Write out every entry exactly as it stands.

━━ Extracted data ━━

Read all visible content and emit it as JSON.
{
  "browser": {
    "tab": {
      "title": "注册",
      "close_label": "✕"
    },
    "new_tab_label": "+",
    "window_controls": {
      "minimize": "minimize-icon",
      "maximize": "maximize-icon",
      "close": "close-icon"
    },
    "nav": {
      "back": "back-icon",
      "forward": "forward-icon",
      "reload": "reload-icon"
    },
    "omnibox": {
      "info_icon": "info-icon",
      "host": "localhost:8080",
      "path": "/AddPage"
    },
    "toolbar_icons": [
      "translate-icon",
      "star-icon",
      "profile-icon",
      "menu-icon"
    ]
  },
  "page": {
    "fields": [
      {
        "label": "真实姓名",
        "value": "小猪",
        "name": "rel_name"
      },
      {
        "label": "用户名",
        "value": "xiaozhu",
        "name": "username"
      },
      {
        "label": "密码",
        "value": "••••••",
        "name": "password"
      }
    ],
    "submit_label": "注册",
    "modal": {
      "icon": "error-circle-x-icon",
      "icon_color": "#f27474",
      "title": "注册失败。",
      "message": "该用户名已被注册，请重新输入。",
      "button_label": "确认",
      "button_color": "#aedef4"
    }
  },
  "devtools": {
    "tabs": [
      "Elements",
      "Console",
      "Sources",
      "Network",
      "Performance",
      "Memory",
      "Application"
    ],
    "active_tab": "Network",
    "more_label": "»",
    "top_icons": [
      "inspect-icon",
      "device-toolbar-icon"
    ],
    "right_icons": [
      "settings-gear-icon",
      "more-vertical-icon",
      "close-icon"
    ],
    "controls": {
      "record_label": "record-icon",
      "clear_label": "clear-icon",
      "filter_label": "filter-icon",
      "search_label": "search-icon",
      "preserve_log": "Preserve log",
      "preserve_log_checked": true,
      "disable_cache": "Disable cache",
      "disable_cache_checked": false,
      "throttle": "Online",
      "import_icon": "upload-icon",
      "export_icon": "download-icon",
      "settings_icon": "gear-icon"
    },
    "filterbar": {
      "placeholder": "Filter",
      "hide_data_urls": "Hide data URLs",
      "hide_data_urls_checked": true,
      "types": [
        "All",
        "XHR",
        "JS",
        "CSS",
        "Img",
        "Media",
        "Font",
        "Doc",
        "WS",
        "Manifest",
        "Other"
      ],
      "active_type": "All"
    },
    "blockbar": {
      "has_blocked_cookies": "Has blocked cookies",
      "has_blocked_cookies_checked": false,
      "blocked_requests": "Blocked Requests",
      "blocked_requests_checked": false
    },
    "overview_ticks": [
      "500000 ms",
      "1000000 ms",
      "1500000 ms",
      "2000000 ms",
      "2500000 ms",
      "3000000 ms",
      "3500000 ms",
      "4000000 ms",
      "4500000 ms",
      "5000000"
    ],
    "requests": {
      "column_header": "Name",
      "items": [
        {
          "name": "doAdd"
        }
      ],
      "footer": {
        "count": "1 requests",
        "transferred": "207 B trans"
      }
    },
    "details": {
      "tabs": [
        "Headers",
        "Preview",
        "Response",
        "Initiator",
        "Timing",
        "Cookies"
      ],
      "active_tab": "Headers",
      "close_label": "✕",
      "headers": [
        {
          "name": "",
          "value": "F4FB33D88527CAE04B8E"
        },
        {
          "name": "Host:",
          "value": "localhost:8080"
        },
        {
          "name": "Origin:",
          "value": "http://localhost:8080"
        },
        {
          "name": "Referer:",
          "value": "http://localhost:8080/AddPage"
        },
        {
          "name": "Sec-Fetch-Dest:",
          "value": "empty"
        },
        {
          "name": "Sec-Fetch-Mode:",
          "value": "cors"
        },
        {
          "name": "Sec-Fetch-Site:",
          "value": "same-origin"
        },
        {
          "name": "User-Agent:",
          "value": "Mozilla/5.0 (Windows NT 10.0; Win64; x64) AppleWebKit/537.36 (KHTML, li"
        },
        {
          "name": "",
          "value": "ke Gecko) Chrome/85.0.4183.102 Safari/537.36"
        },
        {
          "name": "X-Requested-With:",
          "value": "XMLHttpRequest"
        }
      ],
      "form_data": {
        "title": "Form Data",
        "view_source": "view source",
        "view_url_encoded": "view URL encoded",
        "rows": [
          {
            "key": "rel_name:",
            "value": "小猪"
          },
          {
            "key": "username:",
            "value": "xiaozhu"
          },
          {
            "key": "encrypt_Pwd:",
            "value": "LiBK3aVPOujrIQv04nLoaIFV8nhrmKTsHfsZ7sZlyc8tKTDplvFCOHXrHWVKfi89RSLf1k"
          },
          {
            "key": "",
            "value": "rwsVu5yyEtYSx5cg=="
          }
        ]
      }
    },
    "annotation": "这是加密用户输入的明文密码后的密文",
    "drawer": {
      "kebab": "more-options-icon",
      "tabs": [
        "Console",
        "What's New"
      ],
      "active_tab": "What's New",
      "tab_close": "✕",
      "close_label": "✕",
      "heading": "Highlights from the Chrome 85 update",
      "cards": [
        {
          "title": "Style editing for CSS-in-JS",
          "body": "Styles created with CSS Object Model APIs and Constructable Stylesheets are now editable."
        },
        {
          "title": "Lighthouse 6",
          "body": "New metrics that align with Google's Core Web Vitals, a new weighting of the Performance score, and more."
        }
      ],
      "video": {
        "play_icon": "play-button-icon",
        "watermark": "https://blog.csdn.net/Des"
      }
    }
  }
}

━━━

> **Solution below**:
Read all visible content and emit it as JSON.
{
  "browser": {
    "tab": {
      "title": "注册",
      "close_label": "✕"
    },
    "new_tab_label": "+",
    "window_controls": {
      "minimize": "minimize-icon",
      "maximize": "maximize-icon",
      "close": "close-icon"
    },
    "nav": {
      "back": "back-icon",
      "forward": "forward-icon",
      "reload": "reload-icon"
    },
    "omnibox": {
      "info_icon": "info-icon",
      "host": "localhost:8080",
      "path": "/AddPage"
    },
    "toolbar_icons": [
      "translate-icon",
      "star-icon",
      "profile-icon",
      "menu-icon"
    ]
  },
  "page": {
    "fields": [
      {
        "label": "真实姓名",
        "value": "小猪",
        "name": "rel_name"
      },
      {
        "label": "用户名",
        "value": "xiaozhu",
        "name": "username"
      },
      {
        "label": "密码",
        "value": "••••••",
        "name": "password"
      }
    ],
    "submit_label": "注册",
    "modal": {
      "icon": "error-circle-x-icon",
      "icon_color": "#f27474",
      "title": "注册失败。",
      "message": "该用户名已被注册，请重新输入。",
      "button_label": "确认",
      "button_color": "#aedef4"
    }
  },
  "devtools": {
    "tabs": [
      "Elements",
      "Console",
      "Sources",
      "Network",
      "Performance",
      "Memory",
      "Application"
    ],
    "active_tab": "Network",
    "more_label": "»",
    "top_icons": [
      "inspect-icon",
      "device-toolbar-icon"
    ],
    "right_icons": [
      "settings-gear-icon",
      "more-vertical-icon",
      "close-icon"
    ],
    "controls": {
      "record_label": "record-icon",
      "clear_label": "clear-icon",
      "filter_label": "filter-icon",
      "search_label": "search-icon",
      "preserve_log": "Preserve log",
      "preserve_log_checked": true,
      "disable_cache": "Disable cache",
      "disable_cache_checked": false,
      "throttle": "Online",
      "import_icon": "upload-icon",
      "export_icon": "download-icon",
      "settings_icon": "gear-icon"
    },
    "filterbar": {
      "placeholder": "Filter",
      "hide_data_urls": "Hide data URLs",
      "hide_data_urls_checked": true,
      "types": [
        "All",
        "XHR",
        "JS",
        "CSS",
        "Img",
        "Media",
        "Font",
        "Doc",
        "WS",
        "Manifest",
        "Other"
      ],
      "active_type": "All"
    },
    "blockbar": {
      "has_blocked_cookies": "Has blocked cookies",
      "has_blocked_cookies_checked": false,
      "blocked_requests": "Blocked Requests",
      "blocked_requests_checked": false
    },
    "overview_ticks": [
      "500000 ms",
      "1000000 ms",
      "1500000 ms",
      "2000000 ms",
      "2500000 ms",
      "3000000 ms",
      "3500000 ms",
      "4000000 ms",
      "4500000 ms",
      "5000000"
    ],
    "requests": {
      "column_header": "Name",
      "items": [
        {
          "name": "doAdd"
        }
      ],
      "footer": {
        "count": "1 requests",
        "transferred": "207 B trans"
      }
    },
    "details": {
      "tabs": [
        "Headers",
        "Preview",
        "Response",
        "Initiator",
        "Timing",
        "Cookies"
      ],
      "active_tab": "Headers",
      "close_label": "✕",
      "headers": [
        {
          "name": "",
          "value": "F4FB33D88527CAE04B8E"
        },
        {
          "name": "Host:",
          "value": "localhost:8080"
        },
        {
          "name": "Origin:",
          "value": "http://localhost:8080"
        },
        {
          "name": "Referer:",
          "value": "http://localhost:8080/AddPage"
        },
        {
          "name": "Sec-Fetch-Dest:",
          "value": "empty"
        },
        {
          "name": "Sec-Fetch-Mode:",
          "value": "cors"
        },
        {
          "name": "Sec-Fetch-Site:",
          "value": "same-origin"
        },
        {
          "name": "User-Agent:",
          "value": "Mozilla/5.0 (Windows NT 10.0; Win64; x64) AppleWebKit/537.36 (KHTML, li"
        },
        {
          "name": "",
          "value": "ke Gecko) Chrome/85.0.4183.102 Safari/537.36"
        },
        {
          "name": "X-Requested-With:",
          "value": "XMLHttpRequest"
        }
      ],
      "form_data": {
        "title": "Form Data",
        "view_source": "view source",
        "view_url_encoded": "view URL encoded",
        "rows": [
          {
            "key": "rel_name:",
            "value": "小猪"
          },
          {
            "key": "username:",
            "value": "xiaozhu"
          },
          {
            "key": "encrypt_Pwd:",
            "value": "LiBK3aVPOujrIQv04nLoaIFV8nhrmKTsHfsZ7sZlyc8tKTDplvFCOHXrHWVKfi89RSLf1k"
          },
          {
            "key": "",
            "value": "rwsVu5yyEtYSx5cg=="
          }
        ]
      }
    },
    "annotation": "这是加密用户输入的明文密码后的密文",
    "drawer": {
      "kebab": "more-options-icon",
      "tabs": [
        "Console",
        "What's New"
      ],
      "active_tab": "What's New",
      "tab_close": "✕",
      "close_label": "✕",
      "heading": "Highlights from the Chrome 85 update",
      "cards": [
        {
          "title": "Style editing for CSS-in-JS",
          "body": "Styles created with CSS Object Model APIs and Constructable Stylesheets are now editable."
        },
        {
          "title": "Lighthouse 6",
          "body": "New metrics that align with Google's Core Web Vitals, a new weighting of the Performance score, and more."
        }
      ],
      "video": {
        "play_icon": "play-button-icon",
        "watermark": "https://blog.csdn.net/Des"
      }
    }
  }
}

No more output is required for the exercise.